Among the records below, find each line that includes the string "this" and copy it.

__________

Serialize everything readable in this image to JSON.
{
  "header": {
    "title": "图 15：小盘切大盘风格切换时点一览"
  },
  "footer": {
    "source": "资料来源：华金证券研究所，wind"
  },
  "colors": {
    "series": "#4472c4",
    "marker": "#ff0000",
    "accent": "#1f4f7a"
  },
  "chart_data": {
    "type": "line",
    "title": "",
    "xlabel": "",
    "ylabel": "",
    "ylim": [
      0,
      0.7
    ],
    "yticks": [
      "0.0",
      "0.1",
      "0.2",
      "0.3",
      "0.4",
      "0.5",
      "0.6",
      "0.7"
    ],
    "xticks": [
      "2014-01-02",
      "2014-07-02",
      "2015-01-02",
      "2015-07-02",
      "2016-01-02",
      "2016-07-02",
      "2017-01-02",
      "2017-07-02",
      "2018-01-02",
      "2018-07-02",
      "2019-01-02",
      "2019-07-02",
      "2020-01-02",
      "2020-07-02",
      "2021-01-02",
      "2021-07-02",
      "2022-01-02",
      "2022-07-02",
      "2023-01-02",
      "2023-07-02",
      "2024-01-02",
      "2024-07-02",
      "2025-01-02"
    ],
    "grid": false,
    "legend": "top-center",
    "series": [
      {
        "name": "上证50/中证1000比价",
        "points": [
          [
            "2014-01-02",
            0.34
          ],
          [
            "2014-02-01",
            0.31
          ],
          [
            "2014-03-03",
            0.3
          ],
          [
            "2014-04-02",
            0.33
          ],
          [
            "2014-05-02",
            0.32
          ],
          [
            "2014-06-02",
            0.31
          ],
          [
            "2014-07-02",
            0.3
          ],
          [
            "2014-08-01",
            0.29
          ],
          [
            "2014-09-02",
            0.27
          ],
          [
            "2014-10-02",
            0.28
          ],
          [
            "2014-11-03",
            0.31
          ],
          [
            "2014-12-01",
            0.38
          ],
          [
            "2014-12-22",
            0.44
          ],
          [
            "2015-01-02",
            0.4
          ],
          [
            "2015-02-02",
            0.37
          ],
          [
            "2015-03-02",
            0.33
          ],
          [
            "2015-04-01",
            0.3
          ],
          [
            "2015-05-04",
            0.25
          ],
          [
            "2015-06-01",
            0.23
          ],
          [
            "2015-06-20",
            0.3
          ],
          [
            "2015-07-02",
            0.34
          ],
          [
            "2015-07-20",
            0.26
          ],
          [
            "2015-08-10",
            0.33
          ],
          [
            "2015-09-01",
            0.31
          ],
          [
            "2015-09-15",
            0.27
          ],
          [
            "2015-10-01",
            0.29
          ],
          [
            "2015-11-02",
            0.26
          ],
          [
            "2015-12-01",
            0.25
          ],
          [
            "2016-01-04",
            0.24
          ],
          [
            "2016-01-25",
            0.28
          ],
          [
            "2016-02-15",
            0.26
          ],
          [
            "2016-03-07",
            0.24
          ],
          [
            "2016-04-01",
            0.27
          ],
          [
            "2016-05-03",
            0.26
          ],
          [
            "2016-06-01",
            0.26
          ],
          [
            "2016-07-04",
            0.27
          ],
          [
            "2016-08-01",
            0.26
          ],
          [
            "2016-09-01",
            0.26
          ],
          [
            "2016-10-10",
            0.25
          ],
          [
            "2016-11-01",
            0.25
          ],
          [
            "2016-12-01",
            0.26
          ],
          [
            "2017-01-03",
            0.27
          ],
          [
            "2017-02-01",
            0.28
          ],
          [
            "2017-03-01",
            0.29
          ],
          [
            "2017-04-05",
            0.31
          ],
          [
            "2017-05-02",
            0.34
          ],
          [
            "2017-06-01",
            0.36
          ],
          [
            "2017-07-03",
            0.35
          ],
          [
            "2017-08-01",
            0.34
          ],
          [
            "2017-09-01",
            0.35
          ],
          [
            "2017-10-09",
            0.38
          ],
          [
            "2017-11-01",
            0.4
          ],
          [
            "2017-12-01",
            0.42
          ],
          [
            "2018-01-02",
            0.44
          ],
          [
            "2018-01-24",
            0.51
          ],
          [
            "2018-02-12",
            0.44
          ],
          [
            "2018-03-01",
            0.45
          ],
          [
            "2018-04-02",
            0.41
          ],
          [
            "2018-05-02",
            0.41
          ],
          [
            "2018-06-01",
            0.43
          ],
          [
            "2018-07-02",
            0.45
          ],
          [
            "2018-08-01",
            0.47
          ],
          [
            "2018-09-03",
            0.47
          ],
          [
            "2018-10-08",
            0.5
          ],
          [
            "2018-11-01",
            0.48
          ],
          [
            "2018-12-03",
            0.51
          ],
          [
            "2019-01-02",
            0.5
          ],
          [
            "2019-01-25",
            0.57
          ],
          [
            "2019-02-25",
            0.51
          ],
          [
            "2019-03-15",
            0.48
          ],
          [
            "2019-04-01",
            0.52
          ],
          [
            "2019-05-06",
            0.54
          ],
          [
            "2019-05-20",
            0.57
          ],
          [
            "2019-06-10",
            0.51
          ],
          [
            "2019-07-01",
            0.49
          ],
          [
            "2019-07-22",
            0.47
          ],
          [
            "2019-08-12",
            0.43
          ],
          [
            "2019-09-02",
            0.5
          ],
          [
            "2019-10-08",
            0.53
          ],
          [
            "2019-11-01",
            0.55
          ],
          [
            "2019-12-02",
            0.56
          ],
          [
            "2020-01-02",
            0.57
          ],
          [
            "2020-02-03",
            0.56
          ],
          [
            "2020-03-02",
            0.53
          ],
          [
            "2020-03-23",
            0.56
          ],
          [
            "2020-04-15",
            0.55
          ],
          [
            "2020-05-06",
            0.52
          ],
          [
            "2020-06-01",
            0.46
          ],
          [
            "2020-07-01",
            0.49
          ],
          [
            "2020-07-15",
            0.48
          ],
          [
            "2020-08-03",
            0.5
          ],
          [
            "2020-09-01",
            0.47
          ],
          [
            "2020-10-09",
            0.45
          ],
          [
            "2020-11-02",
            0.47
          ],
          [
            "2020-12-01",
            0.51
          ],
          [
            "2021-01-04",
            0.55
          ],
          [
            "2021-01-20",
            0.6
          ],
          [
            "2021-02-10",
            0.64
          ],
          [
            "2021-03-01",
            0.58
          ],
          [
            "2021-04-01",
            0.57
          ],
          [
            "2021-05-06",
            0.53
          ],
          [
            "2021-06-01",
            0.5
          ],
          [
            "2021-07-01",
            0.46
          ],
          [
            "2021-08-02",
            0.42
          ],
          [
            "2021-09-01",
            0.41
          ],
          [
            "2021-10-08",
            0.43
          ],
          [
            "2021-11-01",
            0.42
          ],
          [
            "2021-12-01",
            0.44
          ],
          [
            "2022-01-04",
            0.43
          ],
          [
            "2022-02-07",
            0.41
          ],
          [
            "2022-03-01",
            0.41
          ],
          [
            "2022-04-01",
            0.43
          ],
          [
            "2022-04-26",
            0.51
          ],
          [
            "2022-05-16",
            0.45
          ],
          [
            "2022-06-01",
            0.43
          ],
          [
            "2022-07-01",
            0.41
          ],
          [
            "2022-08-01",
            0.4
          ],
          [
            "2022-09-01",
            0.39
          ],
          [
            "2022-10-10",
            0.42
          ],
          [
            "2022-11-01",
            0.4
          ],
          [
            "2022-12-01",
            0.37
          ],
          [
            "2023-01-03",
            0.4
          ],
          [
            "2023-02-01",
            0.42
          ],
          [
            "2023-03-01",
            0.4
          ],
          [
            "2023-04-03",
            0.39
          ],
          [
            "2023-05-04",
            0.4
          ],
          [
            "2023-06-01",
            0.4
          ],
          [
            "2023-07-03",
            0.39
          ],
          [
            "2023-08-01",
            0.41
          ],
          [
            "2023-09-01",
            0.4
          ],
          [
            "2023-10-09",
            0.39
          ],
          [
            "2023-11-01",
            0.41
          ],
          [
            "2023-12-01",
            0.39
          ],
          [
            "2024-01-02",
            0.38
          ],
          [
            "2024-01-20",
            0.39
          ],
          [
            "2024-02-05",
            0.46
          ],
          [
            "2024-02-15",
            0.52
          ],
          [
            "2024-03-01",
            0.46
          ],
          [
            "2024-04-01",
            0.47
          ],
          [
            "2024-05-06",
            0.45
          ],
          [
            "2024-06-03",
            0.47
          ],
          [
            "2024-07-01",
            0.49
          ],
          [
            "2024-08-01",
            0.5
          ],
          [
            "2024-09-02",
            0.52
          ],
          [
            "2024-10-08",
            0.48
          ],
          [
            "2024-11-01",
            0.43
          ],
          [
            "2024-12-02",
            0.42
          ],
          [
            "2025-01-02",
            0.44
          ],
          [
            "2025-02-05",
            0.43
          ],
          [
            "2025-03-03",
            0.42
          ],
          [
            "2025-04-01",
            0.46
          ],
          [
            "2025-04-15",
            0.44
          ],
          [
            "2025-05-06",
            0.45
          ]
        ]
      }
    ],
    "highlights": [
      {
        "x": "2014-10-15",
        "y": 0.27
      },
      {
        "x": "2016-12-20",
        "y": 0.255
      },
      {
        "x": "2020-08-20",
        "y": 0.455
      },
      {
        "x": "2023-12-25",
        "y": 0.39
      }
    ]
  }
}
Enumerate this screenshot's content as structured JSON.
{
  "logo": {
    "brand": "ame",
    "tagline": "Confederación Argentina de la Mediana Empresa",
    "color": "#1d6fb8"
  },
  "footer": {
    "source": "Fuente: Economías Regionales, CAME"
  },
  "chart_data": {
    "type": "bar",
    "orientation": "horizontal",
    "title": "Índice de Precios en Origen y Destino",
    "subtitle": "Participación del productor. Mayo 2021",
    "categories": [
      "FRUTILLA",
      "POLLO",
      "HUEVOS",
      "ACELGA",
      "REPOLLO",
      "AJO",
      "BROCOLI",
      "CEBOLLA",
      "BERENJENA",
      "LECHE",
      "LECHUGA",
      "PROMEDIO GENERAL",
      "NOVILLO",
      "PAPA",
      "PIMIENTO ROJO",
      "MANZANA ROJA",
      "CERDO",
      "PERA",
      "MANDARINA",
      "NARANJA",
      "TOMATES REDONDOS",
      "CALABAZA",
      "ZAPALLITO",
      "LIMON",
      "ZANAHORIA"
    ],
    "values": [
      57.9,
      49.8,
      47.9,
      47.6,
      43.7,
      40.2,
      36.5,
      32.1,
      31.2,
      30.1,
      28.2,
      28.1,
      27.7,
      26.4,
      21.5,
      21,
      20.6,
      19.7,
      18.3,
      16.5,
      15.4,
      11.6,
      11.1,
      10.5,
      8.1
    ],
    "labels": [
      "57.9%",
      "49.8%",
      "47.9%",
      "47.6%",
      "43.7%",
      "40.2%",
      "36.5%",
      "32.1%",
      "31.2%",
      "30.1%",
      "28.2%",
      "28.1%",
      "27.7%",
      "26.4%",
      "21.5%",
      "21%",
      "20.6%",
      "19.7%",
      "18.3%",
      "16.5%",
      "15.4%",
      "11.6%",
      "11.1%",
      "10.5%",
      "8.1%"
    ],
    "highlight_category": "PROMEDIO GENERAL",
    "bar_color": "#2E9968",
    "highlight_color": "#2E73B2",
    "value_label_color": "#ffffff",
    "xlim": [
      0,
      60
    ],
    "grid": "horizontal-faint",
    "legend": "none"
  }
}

__________

__Result below__.
Serialize everything readable in this image to JSON.
Enumerate this screenshot's content as structured JSON.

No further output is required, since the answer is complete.